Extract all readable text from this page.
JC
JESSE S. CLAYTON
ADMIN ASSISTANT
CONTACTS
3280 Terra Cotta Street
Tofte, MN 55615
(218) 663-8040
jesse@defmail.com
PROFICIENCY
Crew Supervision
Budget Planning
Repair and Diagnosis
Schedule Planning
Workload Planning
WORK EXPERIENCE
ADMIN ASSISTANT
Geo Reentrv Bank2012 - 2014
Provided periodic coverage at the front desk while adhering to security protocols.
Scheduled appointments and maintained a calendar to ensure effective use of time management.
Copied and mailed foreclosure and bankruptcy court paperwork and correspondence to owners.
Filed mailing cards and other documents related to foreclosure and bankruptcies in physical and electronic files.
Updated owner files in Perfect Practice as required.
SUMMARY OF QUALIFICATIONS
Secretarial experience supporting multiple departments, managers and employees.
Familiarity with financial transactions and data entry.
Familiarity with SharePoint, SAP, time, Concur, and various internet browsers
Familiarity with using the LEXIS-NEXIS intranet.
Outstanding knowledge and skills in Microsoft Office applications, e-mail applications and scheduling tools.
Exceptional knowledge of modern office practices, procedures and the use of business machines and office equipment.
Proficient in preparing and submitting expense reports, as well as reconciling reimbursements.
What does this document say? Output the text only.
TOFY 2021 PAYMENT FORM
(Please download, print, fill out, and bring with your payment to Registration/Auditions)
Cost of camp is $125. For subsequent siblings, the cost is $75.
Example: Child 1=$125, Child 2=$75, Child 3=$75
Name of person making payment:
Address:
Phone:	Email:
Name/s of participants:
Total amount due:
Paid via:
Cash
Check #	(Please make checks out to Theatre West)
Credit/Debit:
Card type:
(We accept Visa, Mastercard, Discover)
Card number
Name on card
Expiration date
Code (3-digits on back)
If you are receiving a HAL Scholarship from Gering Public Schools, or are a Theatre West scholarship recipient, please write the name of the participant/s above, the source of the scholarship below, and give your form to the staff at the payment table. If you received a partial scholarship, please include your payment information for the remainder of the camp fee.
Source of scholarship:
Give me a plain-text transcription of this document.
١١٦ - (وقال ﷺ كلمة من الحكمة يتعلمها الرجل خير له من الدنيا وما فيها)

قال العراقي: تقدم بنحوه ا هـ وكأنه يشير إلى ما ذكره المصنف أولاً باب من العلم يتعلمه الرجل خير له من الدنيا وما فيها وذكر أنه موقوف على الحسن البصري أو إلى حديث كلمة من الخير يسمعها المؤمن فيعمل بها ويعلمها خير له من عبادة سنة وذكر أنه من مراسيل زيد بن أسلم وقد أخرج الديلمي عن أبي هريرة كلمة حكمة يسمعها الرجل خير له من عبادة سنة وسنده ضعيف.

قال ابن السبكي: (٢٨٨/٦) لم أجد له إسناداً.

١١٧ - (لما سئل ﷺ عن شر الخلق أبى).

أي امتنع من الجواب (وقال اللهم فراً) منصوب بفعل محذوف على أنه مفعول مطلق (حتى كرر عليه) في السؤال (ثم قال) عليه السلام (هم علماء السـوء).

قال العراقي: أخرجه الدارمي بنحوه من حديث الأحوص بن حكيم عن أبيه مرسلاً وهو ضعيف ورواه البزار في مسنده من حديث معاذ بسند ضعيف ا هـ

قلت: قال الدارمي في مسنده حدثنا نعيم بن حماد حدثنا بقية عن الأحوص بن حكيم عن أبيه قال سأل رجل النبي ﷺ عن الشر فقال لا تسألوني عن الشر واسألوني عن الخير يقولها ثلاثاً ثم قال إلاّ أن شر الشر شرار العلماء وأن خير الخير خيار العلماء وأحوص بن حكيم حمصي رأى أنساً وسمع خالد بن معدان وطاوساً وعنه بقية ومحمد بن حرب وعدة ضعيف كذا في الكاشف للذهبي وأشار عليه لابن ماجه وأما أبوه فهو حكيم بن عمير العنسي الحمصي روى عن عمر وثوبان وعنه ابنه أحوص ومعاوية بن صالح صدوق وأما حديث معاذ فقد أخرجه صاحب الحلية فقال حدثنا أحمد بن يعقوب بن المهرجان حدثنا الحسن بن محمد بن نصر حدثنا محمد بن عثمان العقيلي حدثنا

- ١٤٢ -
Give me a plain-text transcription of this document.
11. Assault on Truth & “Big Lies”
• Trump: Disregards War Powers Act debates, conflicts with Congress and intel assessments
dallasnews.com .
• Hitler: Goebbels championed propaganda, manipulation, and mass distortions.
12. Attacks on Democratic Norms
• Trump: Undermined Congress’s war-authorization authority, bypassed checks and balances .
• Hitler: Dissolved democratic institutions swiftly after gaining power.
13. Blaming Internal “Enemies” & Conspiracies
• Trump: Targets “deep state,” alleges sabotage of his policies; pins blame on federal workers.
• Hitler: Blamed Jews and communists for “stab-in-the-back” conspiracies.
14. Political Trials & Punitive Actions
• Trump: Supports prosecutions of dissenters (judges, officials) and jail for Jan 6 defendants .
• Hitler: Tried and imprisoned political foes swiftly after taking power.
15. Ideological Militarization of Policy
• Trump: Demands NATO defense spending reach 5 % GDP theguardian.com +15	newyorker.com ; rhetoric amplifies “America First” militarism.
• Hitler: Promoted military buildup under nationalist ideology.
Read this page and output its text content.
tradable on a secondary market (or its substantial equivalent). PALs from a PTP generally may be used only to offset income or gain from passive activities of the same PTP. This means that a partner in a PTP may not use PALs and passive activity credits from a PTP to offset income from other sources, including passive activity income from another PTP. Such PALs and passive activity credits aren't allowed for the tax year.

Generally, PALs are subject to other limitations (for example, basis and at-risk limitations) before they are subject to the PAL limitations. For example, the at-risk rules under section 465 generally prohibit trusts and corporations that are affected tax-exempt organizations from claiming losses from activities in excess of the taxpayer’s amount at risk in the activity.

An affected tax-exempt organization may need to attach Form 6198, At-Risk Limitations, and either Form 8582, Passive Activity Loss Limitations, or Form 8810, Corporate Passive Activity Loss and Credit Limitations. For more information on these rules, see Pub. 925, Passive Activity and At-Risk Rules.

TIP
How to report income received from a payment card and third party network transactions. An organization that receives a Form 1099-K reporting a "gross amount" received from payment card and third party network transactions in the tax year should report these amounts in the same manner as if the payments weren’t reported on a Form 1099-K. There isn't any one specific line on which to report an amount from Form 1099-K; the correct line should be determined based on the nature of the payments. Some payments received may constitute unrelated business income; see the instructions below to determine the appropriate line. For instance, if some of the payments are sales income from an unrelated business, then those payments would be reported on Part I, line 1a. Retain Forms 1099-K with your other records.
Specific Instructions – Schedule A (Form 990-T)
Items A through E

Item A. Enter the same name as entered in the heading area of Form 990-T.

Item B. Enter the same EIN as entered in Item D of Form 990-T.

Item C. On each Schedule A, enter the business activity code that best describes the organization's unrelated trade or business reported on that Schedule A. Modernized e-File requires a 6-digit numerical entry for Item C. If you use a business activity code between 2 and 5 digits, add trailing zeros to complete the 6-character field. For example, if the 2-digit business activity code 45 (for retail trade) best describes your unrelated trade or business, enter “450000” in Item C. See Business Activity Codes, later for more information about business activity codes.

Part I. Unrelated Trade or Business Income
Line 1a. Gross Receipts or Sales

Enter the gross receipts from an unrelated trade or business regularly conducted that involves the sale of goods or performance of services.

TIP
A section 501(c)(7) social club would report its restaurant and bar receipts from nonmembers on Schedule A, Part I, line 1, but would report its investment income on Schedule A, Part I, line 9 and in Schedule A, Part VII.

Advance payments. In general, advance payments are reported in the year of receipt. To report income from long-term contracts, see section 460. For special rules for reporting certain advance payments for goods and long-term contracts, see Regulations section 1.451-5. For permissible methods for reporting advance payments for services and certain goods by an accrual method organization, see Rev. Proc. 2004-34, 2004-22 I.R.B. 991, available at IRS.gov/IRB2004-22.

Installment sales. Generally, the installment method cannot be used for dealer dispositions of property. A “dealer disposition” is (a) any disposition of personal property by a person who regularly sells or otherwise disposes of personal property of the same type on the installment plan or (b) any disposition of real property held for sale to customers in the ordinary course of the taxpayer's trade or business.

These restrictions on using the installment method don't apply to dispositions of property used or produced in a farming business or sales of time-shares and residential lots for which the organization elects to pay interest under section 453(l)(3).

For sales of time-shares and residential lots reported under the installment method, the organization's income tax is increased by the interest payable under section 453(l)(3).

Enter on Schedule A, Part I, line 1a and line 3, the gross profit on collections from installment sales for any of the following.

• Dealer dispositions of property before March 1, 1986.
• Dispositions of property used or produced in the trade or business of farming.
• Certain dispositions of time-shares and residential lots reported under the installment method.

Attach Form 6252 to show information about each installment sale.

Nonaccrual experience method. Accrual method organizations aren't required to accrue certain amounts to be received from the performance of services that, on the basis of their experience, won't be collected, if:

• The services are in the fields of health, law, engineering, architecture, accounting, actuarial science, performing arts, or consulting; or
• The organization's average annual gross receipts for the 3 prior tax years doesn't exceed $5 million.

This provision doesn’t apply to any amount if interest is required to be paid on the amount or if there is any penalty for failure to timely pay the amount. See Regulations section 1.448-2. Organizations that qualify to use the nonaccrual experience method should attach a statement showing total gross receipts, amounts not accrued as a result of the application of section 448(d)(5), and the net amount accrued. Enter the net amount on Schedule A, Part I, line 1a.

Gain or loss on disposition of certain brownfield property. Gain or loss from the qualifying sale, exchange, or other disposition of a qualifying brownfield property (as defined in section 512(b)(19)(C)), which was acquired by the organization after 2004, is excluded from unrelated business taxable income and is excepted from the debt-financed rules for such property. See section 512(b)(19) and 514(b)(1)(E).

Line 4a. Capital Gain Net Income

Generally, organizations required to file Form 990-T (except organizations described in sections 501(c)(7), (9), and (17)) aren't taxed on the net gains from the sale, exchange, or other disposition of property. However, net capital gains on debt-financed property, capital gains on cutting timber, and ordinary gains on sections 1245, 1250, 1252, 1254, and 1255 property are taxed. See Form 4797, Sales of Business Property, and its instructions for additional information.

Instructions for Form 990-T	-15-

※ ※ ※

**Task directions**
Pull out all lines from the listing that contain the string "files".

**Final result**
Filed mailing cards and other documents related to foreclosure and bankruptcies in physical and electronic files.
Updated owner files in Perfect Practice as required.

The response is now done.